SET TASK: Pick out each line with the word "color" from the material that follows.

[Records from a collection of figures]
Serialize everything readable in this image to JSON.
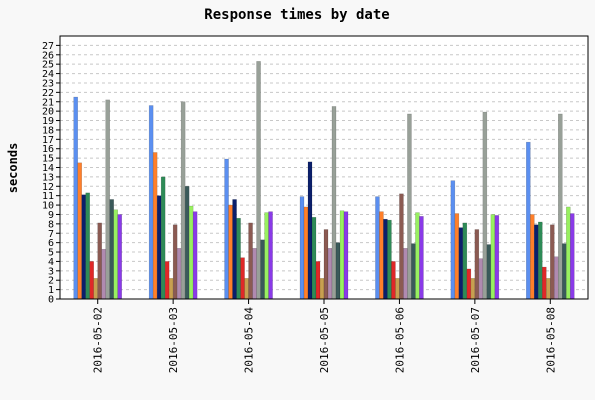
{
  "chart_data": {
    "type": "bar",
    "title": "Response times by date",
    "xlabel": "",
    "ylabel": "seconds",
    "ylim": [
      0,
      28
    ],
    "yticks": [
      0,
      1,
      2,
      3,
      4,
      5,
      6,
      7,
      8,
      9,
      10,
      11,
      12,
      13,
      14,
      15,
      16,
      17,
      18,
      19,
      20,
      21,
      22,
      23,
      24,
      25,
      26,
      27
    ],
    "grid": true,
    "legend": "none",
    "categories": [
      "2016-05-02",
      "2016-05-03",
      "2016-05-04",
      "2016-05-05",
      "2016-05-06",
      "2016-05-07",
      "2016-05-08"
    ],
    "series": [
      {
        "color": "#5b8ff0",
        "values": [
          21.5,
          20.6,
          14.9,
          10.9,
          10.9,
          12.6,
          16.7
        ]
      },
      {
        "color": "#ff7f2a",
        "values": [
          14.5,
          15.6,
          10.0,
          9.8,
          9.3,
          9.1,
          9.0
        ]
      },
      {
        "color": "#0b1f6b",
        "values": [
          11.1,
          11.0,
          10.6,
          14.6,
          8.5,
          7.6,
          7.9
        ]
      },
      {
        "color": "#2e8b57",
        "values": [
          11.3,
          13.0,
          8.6,
          8.7,
          8.4,
          8.1,
          8.2
        ]
      },
      {
        "color": "#e02828",
        "values": [
          4.0,
          4.0,
          4.4,
          4.0,
          4.0,
          3.2,
          3.4
        ]
      },
      {
        "color": "#c8a050",
        "values": [
          2.2,
          2.2,
          2.2,
          2.2,
          2.2,
          2.2,
          2.2
        ]
      },
      {
        "color": "#8b5a52",
        "values": [
          8.1,
          7.9,
          8.1,
          7.4,
          11.2,
          7.4,
          7.9
        ]
      },
      {
        "color": "#b08ab0",
        "values": [
          5.3,
          5.4,
          5.4,
          5.4,
          5.4,
          4.3,
          4.5
        ]
      },
      {
        "color": "#98a098",
        "values": [
          21.2,
          21.0,
          25.3,
          20.5,
          19.7,
          19.9,
          19.7
        ]
      },
      {
        "color": "#3a5a5a",
        "values": [
          10.6,
          12.0,
          6.3,
          6.0,
          5.9,
          5.8,
          5.9
        ]
      },
      {
        "color": "#98f060",
        "values": [
          9.5,
          9.9,
          9.2,
          9.4,
          9.2,
          9.0,
          9.8
        ]
      },
      {
        "color": "#8a3ae8",
        "values": [
          9.0,
          9.3,
          9.3,
          9.3,
          8.8,
          8.9,
          9.1
        ]
      }
    ]
  }
}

REPLY TO THE TASK:
        "color": "#5b8ff0",
        "color": "#ff7f2a",
        "color": "#0b1f6b",
        "color": "#2e8b57",
        "color": "#e02828",
        "color": "#c8a050",
        "color": "#8b5a52",
        "color": "#b08ab0",
        "color": "#98a098",
        "color": "#3a5a5a",
        "color": "#98f060",
        "color": "#8a3ae8",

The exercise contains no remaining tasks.